Current obsession is making homemade crab rangoons. I'm slowly tweaking and adjusting recipes until I finally get one right.


----------



## Joker (Jun 24, 2020)

Okra.


----------



## DazzlingAnna (Jun 24, 2020)

Joker said:


> Okra.


Can you describe the origin taste of okra, please?!
(I am pretty convinced it has none.)


----------



## Shotha (Jun 24, 2020)

DazzlingAnna said:


> Can you describe the origin taste of okra, please?!
> (I am pretty convinced it has none.)



Yes, but isn't it gummy?


----------



## Orchid (Jun 24, 2020)

Cherries, they are in season now. And also apricots but had those fresh only once this year alas.


----------



## DazzlingAnna (Jun 24, 2020)

Something really tasteful these days... strawberries. As a cake, milk shake, jam or just as snack...


----------



## Aqw (Jun 24, 2020)

A little chocolate topping? No?


----------



## DazzlingAnna (Jun 24, 2020)

Aqw said:


> A little chocolate topping? No?


haha, yeah. But strawberries and melted chocolate (especially with 30°C outside) -always a big mess.


----------



## Aqw (Jun 24, 2020)

Yes, you have it on the fingers, then on the lips and face, then everywhere. Not speaking of the hips and belly.


----------



## DazzlingAnna (Jun 24, 2020)

Aqw said:


> *everywhere*.


.


----------



## sarahee543 (Jun 24, 2020)

Kimchi. So much so that i Made some.


----------



## LuvsBustyBBW (Jun 24, 2020)

It's "always been tacos". If a van pulled up and it said "Free Tacos" I'd jump in, never to be heard from again.....


----------



## LuvsBustyBBW (Jun 24, 2020)

I've been working on my spaghetti skills as well. I don't "freeze any" as some have suggested, but eat every day until it's gone.


----------



## north2alaska (Jun 24, 2020)

LuvsBustyBBW said:


> It's "always been tacos". If a van pulled up and it said "Free Tacos" I'd jump in, never to be heard from again.....View attachment 136514



Tacos are amazing! I have not met a taco I haven't liked yet


----------



## Shotha (Jun 24, 2020)

At the moment, I'm obsessed with persimmons.


----------



## Jon Blaze (Jul 4, 2020)

I'm about to jump back into a mostly pescatarian diet. So lots of salmon, pollock, cod, and shrimp to follow.


----------



## Shotha (Jul 5, 2020)

Spanakopita.


----------



## DazzlingAnna (Jul 5, 2020)

Shotha said:


> Spanakopita.


I ❤ saganaki.

════

*Request A*:
Set down the passage of the food forum thread between "At the moment, I'm" and "shrimp to follow.", inclusive.
*Request B*:
Supply the next part of the forum thread about current food obsessions, starting after its final post.

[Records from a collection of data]

════

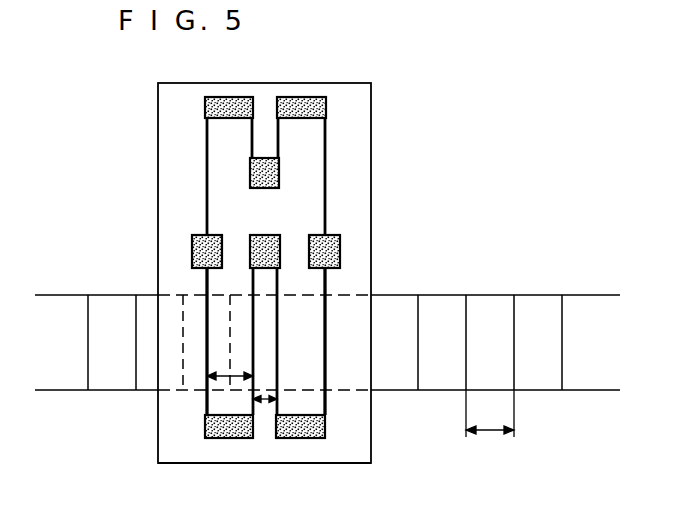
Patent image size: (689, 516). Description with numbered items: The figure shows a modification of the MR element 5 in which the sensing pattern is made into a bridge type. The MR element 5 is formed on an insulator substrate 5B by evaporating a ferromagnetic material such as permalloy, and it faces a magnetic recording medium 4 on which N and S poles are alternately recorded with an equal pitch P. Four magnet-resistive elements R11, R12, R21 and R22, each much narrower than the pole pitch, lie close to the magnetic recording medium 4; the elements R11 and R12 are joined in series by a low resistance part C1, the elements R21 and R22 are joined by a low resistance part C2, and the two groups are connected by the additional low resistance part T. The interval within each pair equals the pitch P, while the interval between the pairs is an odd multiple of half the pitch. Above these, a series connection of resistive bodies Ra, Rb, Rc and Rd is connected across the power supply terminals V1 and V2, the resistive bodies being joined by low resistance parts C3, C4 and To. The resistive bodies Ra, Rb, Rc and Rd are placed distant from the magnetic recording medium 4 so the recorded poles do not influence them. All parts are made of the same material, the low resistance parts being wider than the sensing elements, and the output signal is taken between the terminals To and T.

The MR element 5 is at (365, 245).
The insulator substrate 5B is at (371, 135).
The magnetic recording medium 4 is at (100, 300).
The pitch P is at (360, 394).
The resistive body Ra is at (207, 163).
The resistive body Rb is at (326, 160).
The resistive body Rc is at (252, 135).
The resistive body Rd is at (279, 126).
The magnet-resistive element R11 is at (207, 404).
The magnet-resistive element R12 is at (253, 404).
The magnet-resistive element R21 is at (278, 410).
The magnet-resistive element R22 is at (325, 403).
The low resistance part C1 is at (219, 439).
The low resistance part C2 is at (325, 426).
The low resistance part C3 is at (232, 97).
The low resistance part C4 is at (302, 97).
The power supply terminal V1 is at (201, 236).
The power supply terminal V2 is at (330, 236).
The connection part T is at (256, 236).
The terminal To is at (275, 189).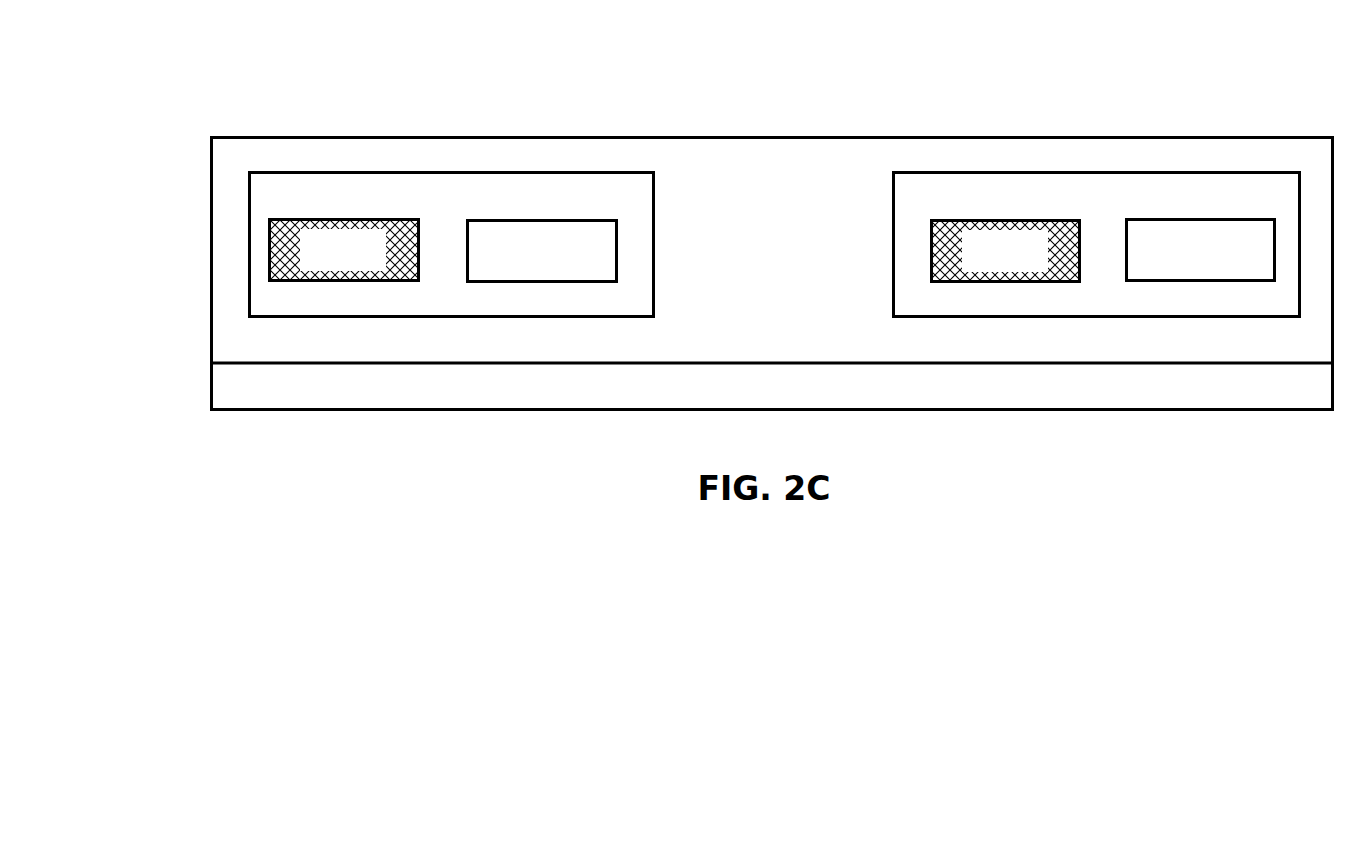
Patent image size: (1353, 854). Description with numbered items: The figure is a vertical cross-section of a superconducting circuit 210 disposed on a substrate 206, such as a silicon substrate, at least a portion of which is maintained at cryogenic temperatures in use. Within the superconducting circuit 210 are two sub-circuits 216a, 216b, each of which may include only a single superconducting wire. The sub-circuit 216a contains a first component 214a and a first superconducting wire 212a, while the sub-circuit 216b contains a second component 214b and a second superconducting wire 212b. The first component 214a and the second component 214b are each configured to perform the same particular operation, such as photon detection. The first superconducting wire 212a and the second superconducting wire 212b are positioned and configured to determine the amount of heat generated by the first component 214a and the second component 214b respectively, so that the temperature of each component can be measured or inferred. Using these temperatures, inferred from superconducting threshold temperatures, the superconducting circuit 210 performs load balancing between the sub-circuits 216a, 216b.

The superconducting circuit 210 is at (162, 101).
The substrate 206 is at (791, 396).
The sub-circuit 216a is at (313, 204).
The sub-circuit 216b is at (959, 204).
The first component 214a is at (315, 260).
The second component 214b is at (977, 260).
The first superconducting wire 212a is at (513, 260).
The second superconducting wire 212b is at (1172, 260).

════

*Result A*:
At the moment, I'm obsessed with persimmons.


----------



## Jon Blaze (Jul 4, 2020)

I'm about to jump back into a mostly pescatarian diet. So lots of salmon, pollock, cod, and shrimp to follow.

*Result B*:
***

And for the next few days: blueberries.




Picked those today while it was raining.


----------



## Aqw (Jul 5, 2020)

@Shotha & @DazzlingAnna thank you for encouraging tasting greek food. Both look delicious. I'll taste


----------



## LarryTheNoodleGuy (Jul 5, 2020)

Boba tea
Boba tea
Boba tea
Boba tea
Boba tea
Boba tea
Boba tea
Boba tea
!!!!! 
(I know, it's "Bubble" tea on the East coast.)
But it's like my crack these days.
"It's like eating a trampoline" say some, referring to the chewy tapioca balls at the bottom.
*BOBA ALL AROUND! *


----------



## Aqw (Jul 5, 2020)

Any kind of chorizo. Usually porc meat, but it has sometimes a little beef. The best I've tasted for the time being, chorizo from pasta negra, a black porc


----------



## Van (Sep 10, 2020)

I have a weakness for King size Reese's peanut butter cups.


----------



## Joker (Sep 10, 2020)

At the moment it is Jamaican anything.


----------



## Dr. Feelgood (Sep 10, 2020)

Nobody has bothered to answer Anna's query about okra,so I will jump in. Almost everyone I know hates okra, because they always buy the biggest ones they can find. This is a mistake, Get the _smallest _ones (about the size of your smallest finger) and steam them for no more than five minutes. If you cook them this way, they taste very much like fresh asparagus.


----------



## Barrett (Sep 11, 2020)

Dr. Feelgood said:


> Nobody has bothered to answer Anna's query about okra,so I will jump in. Almost everyone I know hates okra, because they always buy the biggest ones they can find. This is a mistake, Get the _smallest _ones (about the size of your smallest finger) and steam them for no more than five minutes. If you cook them this way, they taste very much like fresh asparagus.


I was one of those okra haters (the only vegetable I can say I truly hated), until a friend of mine introduced me to pickled okra earlier this year (I think February).
Pickled okra is actually pretty good, if you liked pickled veggies.


----------



## littlefairywren (Sep 11, 2020)

Pork. Pork anything.


----------



## Rojodi (Sep 11, 2020)

Chicken!
It's been cheap


----------



## Joker (Sep 12, 2020)

littlefairywren said:


> Pork. Pork anything.


Oy Vey. Bacon my heart.


----------



## Joker (Sep 12, 2020)

Barrett said:


> I was one of those okra haters (the only vegetable I can say I truly hated), until a friend of mine introduced me to pickled okra earlier this year (I think February).
> Pickled okra is actually pretty good, if you liked pickled veggies.


 Okra is a fine friend. You can pickle. fry steam or boil. It can be sliced diced and added with liquor on ice but never never call it bad.


----------



## Rojodi (Sep 12, 2020)

Joker said:


> Okra is a fine friend. You can pickle. fry steam or boil. It can be sliced diced and added with liquor on ice but never never call it bad.



My wife will call it bad: she breaks out from it.


----------



## Barrett (Sep 12, 2020)

Joker said:


> Okra is a fine friend. You can pickle. fry steam or boil. It can be sliced diced and added with liquor on ice but never never call it bad.


This might be ranging off-topic a bit, but I try very hard not to disparage the food choices of other people.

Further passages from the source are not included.